### Exercise task
Filter the records below down to lines containing "leave".

### Dataset records
▬▬▬▬▬▬▬▬▬▬

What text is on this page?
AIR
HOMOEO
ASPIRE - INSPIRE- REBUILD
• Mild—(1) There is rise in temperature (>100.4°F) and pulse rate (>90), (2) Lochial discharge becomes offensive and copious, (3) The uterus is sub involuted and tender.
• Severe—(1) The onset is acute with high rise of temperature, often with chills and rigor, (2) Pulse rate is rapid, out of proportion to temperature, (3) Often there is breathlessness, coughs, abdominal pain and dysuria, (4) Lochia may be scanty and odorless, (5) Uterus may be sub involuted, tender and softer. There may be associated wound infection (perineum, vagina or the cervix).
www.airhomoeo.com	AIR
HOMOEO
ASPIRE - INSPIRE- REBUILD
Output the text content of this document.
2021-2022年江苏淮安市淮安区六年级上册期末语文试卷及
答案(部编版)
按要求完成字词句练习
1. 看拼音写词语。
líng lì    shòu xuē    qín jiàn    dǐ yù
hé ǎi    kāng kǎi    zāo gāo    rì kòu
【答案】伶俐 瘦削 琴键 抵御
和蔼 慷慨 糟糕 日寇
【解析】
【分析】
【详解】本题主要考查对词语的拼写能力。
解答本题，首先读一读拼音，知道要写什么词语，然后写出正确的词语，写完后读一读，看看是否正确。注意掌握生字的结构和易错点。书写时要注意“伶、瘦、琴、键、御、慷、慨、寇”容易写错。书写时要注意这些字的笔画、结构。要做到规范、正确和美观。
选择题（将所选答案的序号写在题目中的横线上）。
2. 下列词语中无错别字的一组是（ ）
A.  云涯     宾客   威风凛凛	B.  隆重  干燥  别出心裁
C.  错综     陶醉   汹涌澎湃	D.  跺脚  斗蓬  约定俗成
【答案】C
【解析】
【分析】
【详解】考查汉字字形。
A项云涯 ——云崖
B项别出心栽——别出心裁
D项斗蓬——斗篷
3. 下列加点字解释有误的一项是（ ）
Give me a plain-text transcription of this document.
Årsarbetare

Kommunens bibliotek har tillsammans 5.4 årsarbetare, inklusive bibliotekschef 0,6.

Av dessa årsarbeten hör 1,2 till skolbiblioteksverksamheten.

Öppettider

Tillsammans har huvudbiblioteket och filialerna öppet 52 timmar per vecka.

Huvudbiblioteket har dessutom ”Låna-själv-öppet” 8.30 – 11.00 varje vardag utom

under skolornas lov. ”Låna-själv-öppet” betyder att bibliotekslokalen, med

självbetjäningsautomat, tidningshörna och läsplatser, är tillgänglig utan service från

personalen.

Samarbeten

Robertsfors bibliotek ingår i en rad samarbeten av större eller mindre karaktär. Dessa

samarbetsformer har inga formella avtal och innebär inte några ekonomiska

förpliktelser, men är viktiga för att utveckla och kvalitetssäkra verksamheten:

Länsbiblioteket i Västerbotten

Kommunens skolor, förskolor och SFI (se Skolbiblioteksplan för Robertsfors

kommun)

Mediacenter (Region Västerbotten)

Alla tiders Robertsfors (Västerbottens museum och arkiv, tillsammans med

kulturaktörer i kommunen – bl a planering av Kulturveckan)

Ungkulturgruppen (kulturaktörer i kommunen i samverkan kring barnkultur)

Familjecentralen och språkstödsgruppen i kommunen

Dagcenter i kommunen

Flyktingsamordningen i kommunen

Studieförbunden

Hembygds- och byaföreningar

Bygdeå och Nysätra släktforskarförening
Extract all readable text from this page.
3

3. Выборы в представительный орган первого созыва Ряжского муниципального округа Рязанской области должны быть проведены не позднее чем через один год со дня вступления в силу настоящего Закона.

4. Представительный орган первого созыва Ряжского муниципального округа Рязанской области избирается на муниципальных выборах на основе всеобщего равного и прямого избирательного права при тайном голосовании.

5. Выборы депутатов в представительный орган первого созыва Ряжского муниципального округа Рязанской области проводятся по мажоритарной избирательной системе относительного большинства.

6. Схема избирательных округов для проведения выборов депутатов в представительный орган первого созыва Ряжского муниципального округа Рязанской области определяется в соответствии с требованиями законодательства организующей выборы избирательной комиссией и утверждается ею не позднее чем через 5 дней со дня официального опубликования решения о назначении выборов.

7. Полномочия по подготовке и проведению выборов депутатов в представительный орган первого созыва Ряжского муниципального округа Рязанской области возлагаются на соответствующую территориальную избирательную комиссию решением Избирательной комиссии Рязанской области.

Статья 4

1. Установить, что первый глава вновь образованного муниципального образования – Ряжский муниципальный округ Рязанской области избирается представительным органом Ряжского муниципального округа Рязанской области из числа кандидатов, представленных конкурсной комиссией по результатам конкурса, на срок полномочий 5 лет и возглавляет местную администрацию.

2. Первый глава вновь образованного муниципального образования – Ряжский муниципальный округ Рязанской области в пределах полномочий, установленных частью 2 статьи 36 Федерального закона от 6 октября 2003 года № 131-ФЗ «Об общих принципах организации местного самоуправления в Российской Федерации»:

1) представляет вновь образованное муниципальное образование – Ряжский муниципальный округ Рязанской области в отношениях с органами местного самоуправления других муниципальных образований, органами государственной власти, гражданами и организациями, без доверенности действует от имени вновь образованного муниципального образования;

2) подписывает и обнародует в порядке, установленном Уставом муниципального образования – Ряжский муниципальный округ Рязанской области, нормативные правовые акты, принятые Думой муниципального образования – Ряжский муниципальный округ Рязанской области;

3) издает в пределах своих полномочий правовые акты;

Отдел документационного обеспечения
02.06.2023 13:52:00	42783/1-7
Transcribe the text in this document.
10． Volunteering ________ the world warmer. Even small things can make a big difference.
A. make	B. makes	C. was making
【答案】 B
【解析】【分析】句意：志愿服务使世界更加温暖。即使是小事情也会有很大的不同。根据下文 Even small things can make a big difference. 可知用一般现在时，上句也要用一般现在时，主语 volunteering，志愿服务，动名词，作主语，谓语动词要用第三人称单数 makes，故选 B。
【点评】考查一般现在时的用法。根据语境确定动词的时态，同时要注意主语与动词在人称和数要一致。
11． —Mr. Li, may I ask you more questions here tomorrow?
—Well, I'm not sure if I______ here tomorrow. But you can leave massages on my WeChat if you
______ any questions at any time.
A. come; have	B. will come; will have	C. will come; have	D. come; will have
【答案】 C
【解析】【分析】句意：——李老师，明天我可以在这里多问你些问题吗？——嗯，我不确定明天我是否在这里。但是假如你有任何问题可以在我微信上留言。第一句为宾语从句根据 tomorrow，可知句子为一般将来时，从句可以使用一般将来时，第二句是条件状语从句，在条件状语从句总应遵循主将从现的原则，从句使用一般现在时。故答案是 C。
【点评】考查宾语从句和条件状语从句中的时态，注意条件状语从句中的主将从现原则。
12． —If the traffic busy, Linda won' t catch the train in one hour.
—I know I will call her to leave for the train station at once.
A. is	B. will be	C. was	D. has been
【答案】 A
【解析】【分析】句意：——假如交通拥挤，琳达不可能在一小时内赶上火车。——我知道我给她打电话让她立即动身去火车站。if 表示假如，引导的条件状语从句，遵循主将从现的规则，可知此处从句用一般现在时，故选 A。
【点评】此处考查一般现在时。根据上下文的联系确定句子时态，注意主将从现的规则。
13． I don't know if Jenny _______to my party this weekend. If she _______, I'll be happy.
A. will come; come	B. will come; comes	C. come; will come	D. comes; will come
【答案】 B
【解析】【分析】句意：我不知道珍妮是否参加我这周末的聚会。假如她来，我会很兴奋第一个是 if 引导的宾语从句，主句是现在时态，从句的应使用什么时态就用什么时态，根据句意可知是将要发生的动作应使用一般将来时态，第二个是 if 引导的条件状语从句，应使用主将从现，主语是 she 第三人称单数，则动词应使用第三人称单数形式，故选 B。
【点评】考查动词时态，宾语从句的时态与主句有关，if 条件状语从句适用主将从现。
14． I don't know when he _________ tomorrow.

▬▬▬▬▬▬▬▬▬▬

### Written answer
—Well, I'm not sure if I______ here tomorrow. But you can leave massages on my WeChat if you
—I know I will call her to leave for the train station at once.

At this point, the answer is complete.